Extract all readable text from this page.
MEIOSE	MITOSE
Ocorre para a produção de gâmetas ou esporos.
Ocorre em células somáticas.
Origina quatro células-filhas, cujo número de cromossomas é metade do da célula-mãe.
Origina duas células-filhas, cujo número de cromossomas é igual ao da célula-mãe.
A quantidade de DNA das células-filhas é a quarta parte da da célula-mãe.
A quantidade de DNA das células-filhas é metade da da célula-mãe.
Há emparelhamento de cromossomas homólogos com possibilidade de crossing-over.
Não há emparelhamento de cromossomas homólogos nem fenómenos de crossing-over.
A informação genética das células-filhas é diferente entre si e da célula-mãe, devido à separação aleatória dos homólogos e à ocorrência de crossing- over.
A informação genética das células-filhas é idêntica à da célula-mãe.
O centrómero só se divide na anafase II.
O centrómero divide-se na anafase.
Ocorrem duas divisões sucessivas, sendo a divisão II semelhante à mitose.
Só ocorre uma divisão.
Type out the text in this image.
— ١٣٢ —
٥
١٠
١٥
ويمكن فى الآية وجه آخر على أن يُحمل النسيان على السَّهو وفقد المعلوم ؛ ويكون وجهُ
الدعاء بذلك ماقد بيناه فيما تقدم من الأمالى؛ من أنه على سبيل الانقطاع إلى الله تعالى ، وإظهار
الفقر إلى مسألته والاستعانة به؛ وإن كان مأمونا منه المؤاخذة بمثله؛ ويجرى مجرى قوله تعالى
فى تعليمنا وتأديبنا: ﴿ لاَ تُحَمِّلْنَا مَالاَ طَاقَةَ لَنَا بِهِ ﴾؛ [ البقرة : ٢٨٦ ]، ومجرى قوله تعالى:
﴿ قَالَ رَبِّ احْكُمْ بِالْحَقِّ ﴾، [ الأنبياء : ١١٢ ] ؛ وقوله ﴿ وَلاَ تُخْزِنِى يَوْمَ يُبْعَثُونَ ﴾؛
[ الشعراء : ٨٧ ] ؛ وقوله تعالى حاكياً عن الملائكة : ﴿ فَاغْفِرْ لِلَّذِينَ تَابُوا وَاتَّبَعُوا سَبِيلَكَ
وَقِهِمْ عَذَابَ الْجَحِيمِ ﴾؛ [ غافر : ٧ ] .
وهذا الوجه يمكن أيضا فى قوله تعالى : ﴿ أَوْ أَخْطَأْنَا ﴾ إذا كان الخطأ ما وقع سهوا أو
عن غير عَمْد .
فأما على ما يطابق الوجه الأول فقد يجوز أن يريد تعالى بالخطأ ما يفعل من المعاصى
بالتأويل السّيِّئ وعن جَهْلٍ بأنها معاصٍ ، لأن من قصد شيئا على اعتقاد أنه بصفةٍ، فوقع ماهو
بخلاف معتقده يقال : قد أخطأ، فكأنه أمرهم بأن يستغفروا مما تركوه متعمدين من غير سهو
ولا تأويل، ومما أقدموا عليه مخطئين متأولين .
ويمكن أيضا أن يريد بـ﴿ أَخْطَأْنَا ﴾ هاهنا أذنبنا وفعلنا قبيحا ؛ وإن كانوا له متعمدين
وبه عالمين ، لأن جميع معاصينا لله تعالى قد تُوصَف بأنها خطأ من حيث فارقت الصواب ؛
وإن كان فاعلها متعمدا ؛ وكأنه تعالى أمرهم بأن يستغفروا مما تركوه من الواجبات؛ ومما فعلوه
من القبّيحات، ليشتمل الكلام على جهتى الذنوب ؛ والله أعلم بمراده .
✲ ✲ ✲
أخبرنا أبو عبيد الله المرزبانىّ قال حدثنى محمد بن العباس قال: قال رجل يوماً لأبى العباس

TASK TO COMPLETE:
Provide all the records again, word for word.

SOLVED PROBLEM:
Extract all readable text from this page.
MEIOSE	MITOSE
Ocorre para a produção de gâmetas ou esporos.
Ocorre em células somáticas.
Origina quatro células-filhas, cujo número de cromossomas é metade do da célula-mãe.
Origina duas células-filhas, cujo número de cromossomas é igual ao da célula-mãe.
A quantidade de DNA das células-filhas é a quarta parte da da célula-mãe.
A quantidade de DNA das células-filhas é metade da da célula-mãe.
Há emparelhamento de cromossomas homólogos com possibilidade de crossing-over.
Não há emparelhamento de cromossomas homólogos nem fenómenos de crossing-over.
A informação genética das células-filhas é diferente entre si e da célula-mãe, devido à separação aleatória dos homólogos e à ocorrência de crossing- over.
A informação genética das células-filhas é idêntica à da célula-mãe.
O centrómero só se divide na anafase II.
O centrómero divide-se na anafase.
Ocorrem duas divisões sucessivas, sendo a divisão II semelhante à mitose.
Só ocorre uma divisão.
Type out the text in this image.
— ١٣٢ —
٥
١٠
١٥
ويمكن فى الآية وجه آخر على أن يُحمل النسيان على السَّهو وفقد المعلوم ؛ ويكون وجهُ
الدعاء بذلك ماقد بيناه فيما تقدم من الأمالى؛ من أنه على سبيل الانقطاع إلى الله تعالى ، وإظهار
الفقر إلى مسألته والاستعانة به؛ وإن كان مأمونا منه المؤاخذة بمثله؛ ويجرى مجرى قوله تعالى
فى تعليمنا وتأديبنا: ﴿ لاَ تُحَمِّلْنَا مَالاَ طَاقَةَ لَنَا بِهِ ﴾؛ [ البقرة : ٢٨٦ ]، ومجرى قوله تعالى:
﴿ قَالَ رَبِّ احْكُمْ بِالْحَقِّ ﴾، [ الأنبياء : ١١٢ ] ؛ وقوله ﴿ وَلاَ تُخْزِنِى يَوْمَ يُبْعَثُونَ ﴾؛
[ الشعراء : ٨٧ ] ؛ وقوله تعالى حاكياً عن الملائكة : ﴿ فَاغْفِرْ لِلَّذِينَ تَابُوا وَاتَّبَعُوا سَبِيلَكَ
وَقِهِمْ عَذَابَ الْجَحِيمِ ﴾؛ [ غافر : ٧ ] .
وهذا الوجه يمكن أيضا فى قوله تعالى : ﴿ أَوْ أَخْطَأْنَا ﴾ إذا كان الخطأ ما وقع سهوا أو
عن غير عَمْد .
فأما على ما يطابق الوجه الأول فقد يجوز أن يريد تعالى بالخطأ ما يفعل من المعاصى
بالتأويل السّيِّئ وعن جَهْلٍ بأنها معاصٍ ، لأن من قصد شيئا على اعتقاد أنه بصفةٍ، فوقع ماهو
بخلاف معتقده يقال : قد أخطأ، فكأنه أمرهم بأن يستغفروا مما تركوه متعمدين من غير سهو
ولا تأويل، ومما أقدموا عليه مخطئين متأولين .
ويمكن أيضا أن يريد بـ﴿ أَخْطَأْنَا ﴾ هاهنا أذنبنا وفعلنا قبيحا ؛ وإن كانوا له متعمدين
وبه عالمين ، لأن جميع معاصينا لله تعالى قد تُوصَف بأنها خطأ من حيث فارقت الصواب ؛
وإن كان فاعلها متعمدا ؛ وكأنه تعالى أمرهم بأن يستغفروا مما تركوه من الواجبات؛ ومما فعلوه
من القبّيحات، ليشتمل الكلام على جهتى الذنوب ؛ والله أعلم بمراده .
✲ ✲ ✲
أخبرنا أبو عبيد الله المرزبانىّ قال حدثنى محمد بن العباس قال: قال رجل يوماً لأبى العباس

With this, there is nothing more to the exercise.